[Structured figure records]
- - - - -
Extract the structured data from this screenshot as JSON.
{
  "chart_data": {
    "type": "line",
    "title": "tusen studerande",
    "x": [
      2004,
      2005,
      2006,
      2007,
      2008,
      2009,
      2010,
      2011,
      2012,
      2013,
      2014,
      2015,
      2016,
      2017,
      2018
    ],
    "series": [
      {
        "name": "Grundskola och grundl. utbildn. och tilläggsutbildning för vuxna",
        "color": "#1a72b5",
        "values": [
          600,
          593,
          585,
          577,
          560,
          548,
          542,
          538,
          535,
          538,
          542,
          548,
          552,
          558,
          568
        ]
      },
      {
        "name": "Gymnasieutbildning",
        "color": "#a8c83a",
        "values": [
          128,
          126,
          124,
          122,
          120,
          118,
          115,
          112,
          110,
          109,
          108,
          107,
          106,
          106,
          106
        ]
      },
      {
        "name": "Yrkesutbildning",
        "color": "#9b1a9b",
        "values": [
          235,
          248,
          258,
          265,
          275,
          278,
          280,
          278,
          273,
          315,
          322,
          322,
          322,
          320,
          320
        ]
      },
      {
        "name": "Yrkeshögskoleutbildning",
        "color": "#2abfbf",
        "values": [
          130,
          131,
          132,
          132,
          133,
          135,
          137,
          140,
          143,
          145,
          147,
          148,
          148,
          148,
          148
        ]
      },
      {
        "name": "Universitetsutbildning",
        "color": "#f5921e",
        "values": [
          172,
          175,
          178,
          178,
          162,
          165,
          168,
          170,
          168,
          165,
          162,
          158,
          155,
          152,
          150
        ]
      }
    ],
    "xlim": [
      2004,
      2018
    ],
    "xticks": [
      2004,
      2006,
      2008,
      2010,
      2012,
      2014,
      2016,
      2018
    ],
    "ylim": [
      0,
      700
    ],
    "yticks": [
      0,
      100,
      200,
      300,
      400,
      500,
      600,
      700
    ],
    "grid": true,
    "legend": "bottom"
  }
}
- - - - -
_EXERCISE GOAL:_
Quote the data in full, keeping each word unchanged.

_EXERCISE OUTPUT:_
Extract the structured data from this screenshot as JSON.
{
  "chart_data": {
    "type": "line",
    "title": "tusen studerande",
    "x": [
      2004,
      2005,
      2006,
      2007,
      2008,
      2009,
      2010,
      2011,
      2012,
      2013,
      2014,
      2015,
      2016,
      2017,
      2018
    ],
    "series": [
      {
        "name": "Grundskola och grundl. utbildn. och tilläggsutbildning för vuxna",
        "color": "#1a72b5",
        "values": [
          600,
          593,
          585,
          577,
          560,
          548,
          542,
          538,
          535,
          538,
          542,
          548,
          552,
          558,
          568
        ]
      },
      {
        "name": "Gymnasieutbildning",
        "color": "#a8c83a",
        "values": [
          128,
          126,
          124,
          122,
          120,
          118,
          115,
          112,
          110,
          109,
          108,
          107,
          106,
          106,
          106
        ]
      },
      {
        "name": "Yrkesutbildning",
        "color": "#9b1a9b",
        "values": [
          235,
          248,
          258,
          265,
          275,
          278,
          280,
          278,
          273,
          315,
          322,
          322,
          322,
          320,
          320
        ]
      },
      {
        "name": "Yrkeshögskoleutbildning",
        "color": "#2abfbf",
        "values": [
          130,
          131,
          132,
          132,
          133,
          135,
          137,
          140,
          143,
          145,
          147,
          148,
          148,
          148,
          148
        ]
      },
      {
        "name": "Universitetsutbildning",
        "color": "#f5921e",
        "values": [
          172,
          175,
          178,
          178,
          162,
          165,
          168,
          170,
          168,
          165,
          162,
          158,
          155,
          152,
          150
        ]
      }
    ],
    "xlim": [
      2004,
      2018
    ],
    "xticks": [
      2004,
      2006,
      2008,
      2010,
      2012,
      2014,
      2016,
      2018
    ],
    "ylim": [
      0,
      700
    ],
    "yticks": [
      0,
      100,
      200,
      300,
      400,
      500,
      600,
      700
    ],
    "grid": true,
    "legend": "bottom"
  }
}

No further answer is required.